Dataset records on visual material
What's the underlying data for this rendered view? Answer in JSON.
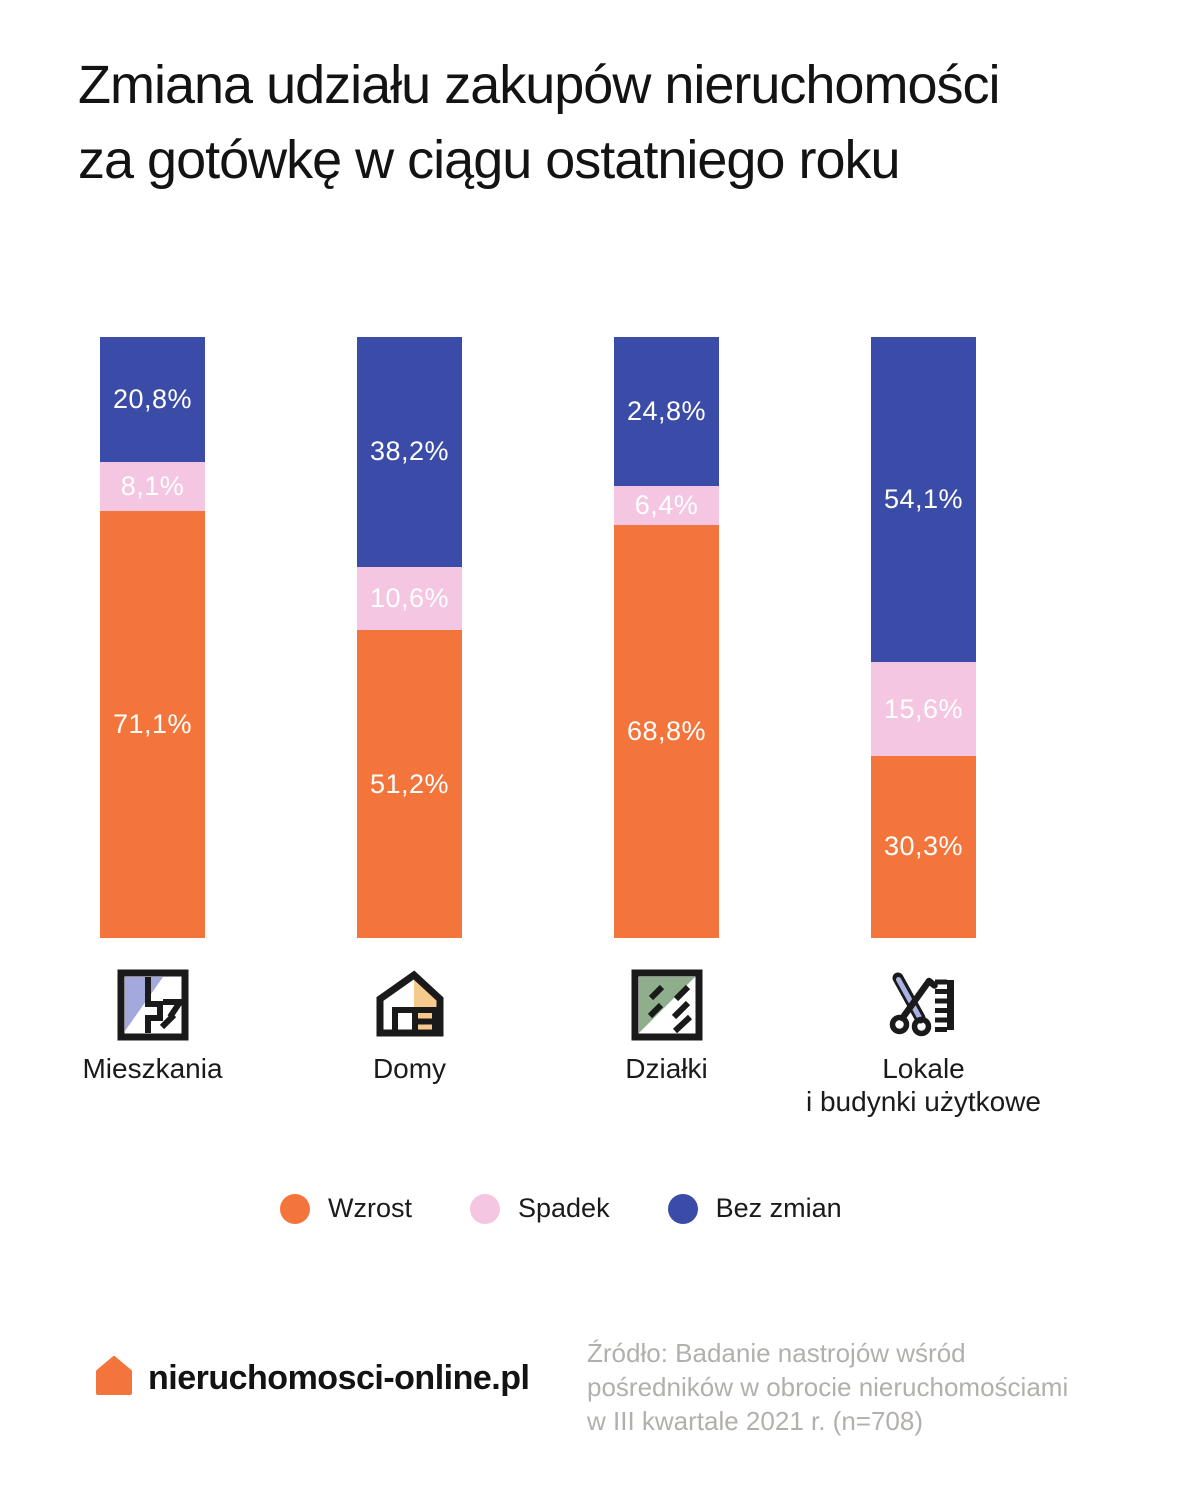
{
  "title": {
    "line1": "Zmiana udziału zakupów nieruchomości",
    "line2": "za gotówkę w ciągu ostatniego roku"
  },
  "chart_data": {
    "type": "bar",
    "stacked": true,
    "orientation": "vertical",
    "value_unit": "%",
    "ylim": [
      0,
      100
    ],
    "grid": false,
    "legend_position": "bottom",
    "categories": [
      "Mieszkania",
      "Domy",
      "Działki",
      "Lokale i budynki użytkowe"
    ],
    "series": [
      {
        "name": "Wzrost",
        "color": "#F4753C",
        "values": [
          71.1,
          51.2,
          68.8,
          30.3
        ],
        "labels": [
          "71,1%",
          "51,2%",
          "68,8%",
          "30,3%"
        ]
      },
      {
        "name": "Spadek",
        "color": "#F4C6E2",
        "values": [
          8.1,
          10.6,
          6.4,
          15.6
        ],
        "labels": [
          "8,1%",
          "10,6%",
          "6,4%",
          "15,6%"
        ]
      },
      {
        "name": "Bez zmian",
        "color": "#3B4CA8",
        "values": [
          20.8,
          38.2,
          24.8,
          54.1
        ],
        "labels": [
          "20,8%",
          "38,2%",
          "24,8%",
          "54,1%"
        ]
      }
    ],
    "stack_order_top_to_bottom": [
      "Bez zmian",
      "Spadek",
      "Wzrost"
    ]
  },
  "category_labels": [
    {
      "lines": [
        "Mieszkania"
      ],
      "icon": "apartment-floorplan-icon"
    },
    {
      "lines": [
        "Domy"
      ],
      "icon": "house-icon"
    },
    {
      "lines": [
        "Działki"
      ],
      "icon": "land-plot-icon"
    },
    {
      "lines": [
        "Lokale",
        "i budynki użytkowe"
      ],
      "icon": "scissors-comb-icon"
    }
  ],
  "footer": {
    "brand_name": "nieruchomosci-online.pl",
    "brand_icon": "house-logo-icon",
    "brand_color": "#F4753C",
    "source_lines": [
      "Źródło: Badanie nastrojów wśród",
      "pośredników w obrocie nieruchomościami",
      "w III kwartale 2021 r. (n=708)"
    ]
  },
  "colors": {
    "background": "#FFFFFF",
    "text_primary": "#131313",
    "text_muted": "#B2B0AC",
    "bar_value_text": "#FFFFFF",
    "icon_outline": "#1A1A1A",
    "icon_fill_purple": "#A3A9DC",
    "icon_fill_orange": "#F6C98E",
    "icon_fill_green": "#8FAF8C"
  }
}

WHAT NEEDS TO BE DONE:
Working from the material above, transcribe it exactly while omitting pictures.

RESULT:
What's the underlying data for this rendered view? Answer in JSON.
{
  "title": {
    "line1": "Zmiana udziału zakupów nieruchomości",
    "line2": "za gotówkę w ciągu ostatniego roku"
  },
  "chart_data": {
    "type": "bar",
    "stacked": true,
    "orientation": "vertical",
    "value_unit": "%",
    "ylim": [
      0,
      100
    ],
    "grid": false,
    "legend_position": "bottom",
    "categories": [
      "Mieszkania",
      "Domy",
      "Działki",
      "Lokale i budynki użytkowe"
    ],
    "series": [
      {
        "name": "Wzrost",
        "color": "#F4753C",
        "values": [
          71.1,
          51.2,
          68.8,
          30.3
        ],
        "labels": [
          "71,1%",
          "51,2%",
          "68,8%",
          "30,3%"
        ]
      },
      {
        "name": "Spadek",
        "color": "#F4C6E2",
        "values": [
          8.1,
          10.6,
          6.4,
          15.6
        ],
        "labels": [
          "8,1%",
          "10,6%",
          "6,4%",
          "15,6%"
        ]
      },
      {
        "name": "Bez zmian",
        "color": "#3B4CA8",
        "values": [
          20.8,
          38.2,
          24.8,
          54.1
        ],
        "labels": [
          "20,8%",
          "38,2%",
          "24,8%",
          "54,1%"
        ]
      }
    ],
    "stack_order_top_to_bottom": [
      "Bez zmian",
      "Spadek",
      "Wzrost"
    ]
  },
  "category_labels": [
    {
      "lines": [
        "Mieszkania"
      ],
      "icon": "apartment-floorplan-icon"
    },
    {
      "lines": [
        "Domy"
      ],
      "icon": "house-icon"
    },
    {
      "lines": [
        "Działki"
      ],
      "icon": "land-plot-icon"
    },
    {
      "lines": [
        "Lokale",
        "i budynki użytkowe"
      ],
      "icon": "scissors-comb-icon"
    }
  ],
  "footer": {
    "brand_name": "nieruchomosci-online.pl",
    "brand_icon": "house-logo-icon",
    "brand_color": "#F4753C",
    "source_lines": [
      "Źródło: Badanie nastrojów wśród",
      "pośredników w obrocie nieruchomościami",
      "w III kwartale 2021 r. (n=708)"
    ]
  },
  "colors": {
    "background": "#FFFFFF",
    "text_primary": "#131313",
    "text_muted": "#B2B0AC",
    "bar_value_text": "#FFFFFF",
    "icon_outline": "#1A1A1A",
    "icon_fill_purple": "#A3A9DC",
    "icon_fill_orange": "#F6C98E",
    "icon_fill_green": "#8FAF8C"
  }
}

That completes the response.